* START Supplied entries *
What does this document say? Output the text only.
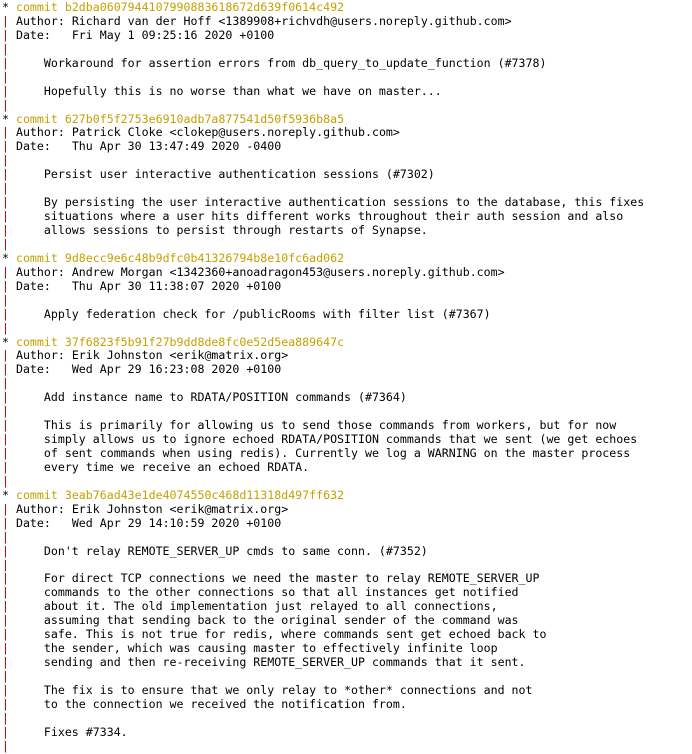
* commit b2dba0607944107990883618672d639f0614c492
| Author: Richard van der Hoff <1389908+richvdh@users.noreply.github.com>
| Date: Fri May 1 09:25:16 2020 +0100
|
|	Workaround for assertion errors from db_query_to_update_function (#7378)
|
|	Hopefully this is no worse than what we have on master...
|
* commit 627b0f5f2753e6910adb7a877541d50f5936b8a5
| Author: Patrick Cloke <clokep@users.noreply.github.com>
| Date: Thu Apr 30 13:47:49 2020 -0400
|
|	Persist user interactive authentication sessions (#7302)
|
|	By persisting the user interactive authentication sessions to the database, this fixes
|	situations where a user hits different works throughout their auth session and also
|	allows sessions to persist through restarts of Synapse.
|
* commit 9d8ecc9e6c48b9dfc0b41326794b8e10fc6ad062
| Author: Andrew Morgan <1342360+anoadragon453@users.noreply.github.com>
| Date: Thu Apr 30 11:38:07 2020 +0100
|
|	Apply federation check for /publicRooms with filter list (#7367)
|
* commit 37f6823f5b91f27b9dd8de8fc0e52d5ea889647c
| Author: Erik Johnston <erik@matrix.org>
| Date: Wed Apr 29 16:23:08 2020 +0100
|
|	Add instance name to RDATA/POSITION commands (#7364)
|
|	This is primarily for allowing us to send those commands from workers, but for now
|	simply allows us to ignore echoed RDATA/POSITION commands that we sent (we get echoes
|	of sent commands when using redis). Currently we log a WARNING on the master process
|	every time we receive an echoed RDATA.
|
* commit 3eab76ad43e1de4074550c468d11318d497ff632
| Author: Erik Johnston <erik@matrix.org>
| Date: Wed Apr 29 14:10:59 2020 +0100
|
|	Don't relay REMOTE_SERVER_UP cmds to same conn. (#7352)
|
|	For direct TCP connections we need the master to relay REMOTE_SERVER_UP
|	commands to the other connections so that all instances get notified
|	about it. The old implementation just relayed to all connections,
|	assuming that sending back to the original sender of the command was
|	safe. This is not true for redis, where commands sent get echoed back to
|	the sender, which was causing master to effectively infinite loop
|	sending and then re-receiving REMOTE_SERVER_UP commands that it sent.
|
|	The fix is to ensure that we only relay to *other* connections and not
|	to the connection we received the notification from.
|
|	Fixes #7334.
|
* END Supplied entries *
Task brief
Reproduce the full listing above verbatim, with no pictures included.

Result of this task
What does this document say? Output the text only.
* commit b2dba0607944107990883618672d639f0614c492
| Author: Richard van der Hoff <1389908+richvdh@users.noreply.github.com>
| Date: Fri May 1 09:25:16 2020 +0100
|
|	Workaround for assertion errors from db_query_to_update_function (#7378)
|
|	Hopefully this is no worse than what we have on master...
|
* commit 627b0f5f2753e6910adb7a877541d50f5936b8a5
| Author: Patrick Cloke <clokep@users.noreply.github.com>
| Date: Thu Apr 30 13:47:49 2020 -0400
|
|	Persist user interactive authentication sessions (#7302)
|
|	By persisting the user interactive authentication sessions to the database, this fixes
|	situations where a user hits different works throughout their auth session and also
|	allows sessions to persist through restarts of Synapse.
|
* commit 9d8ecc9e6c48b9dfc0b41326794b8e10fc6ad062
| Author: Andrew Morgan <1342360+anoadragon453@users.noreply.github.com>
| Date: Thu Apr 30 11:38:07 2020 +0100
|
|	Apply federation check for /publicRooms with filter list (#7367)
|
* commit 37f6823f5b91f27b9dd8de8fc0e52d5ea889647c
| Author: Erik Johnston <erik@matrix.org>
| Date: Wed Apr 29 16:23:08 2020 +0100
|
|	Add instance name to RDATA/POSITION commands (#7364)
|
|	This is primarily for allowing us to send those commands from workers, but for now
|	simply allows us to ignore echoed RDATA/POSITION commands that we sent (we get echoes
|	of sent commands when using redis). Currently we log a WARNING on the master process
|	every time we receive an echoed RDATA.
|
* commit 3eab76ad43e1de4074550c468d11318d497ff632
| Author: Erik Johnston <erik@matrix.org>
| Date: Wed Apr 29 14:10:59 2020 +0100
|
|	Don't relay REMOTE_SERVER_UP cmds to same conn. (#7352)
|
|	For direct TCP connections we need the master to relay REMOTE_SERVER_UP
|	commands to the other connections so that all instances get notified
|	about it. The old implementation just relayed to all connections,
|	assuming that sending back to the original sender of the command was
|	safe. This is not true for redis, where commands sent get echoed back to
|	the sender, which was causing master to effectively infinite loop
|	sending and then re-receiving REMOTE_SERVER_UP commands that it sent.
|
|	The fix is to ensure that we only relay to *other* connections and not
|	to the connection we received the notification from.
|
|	Fixes #7334.
|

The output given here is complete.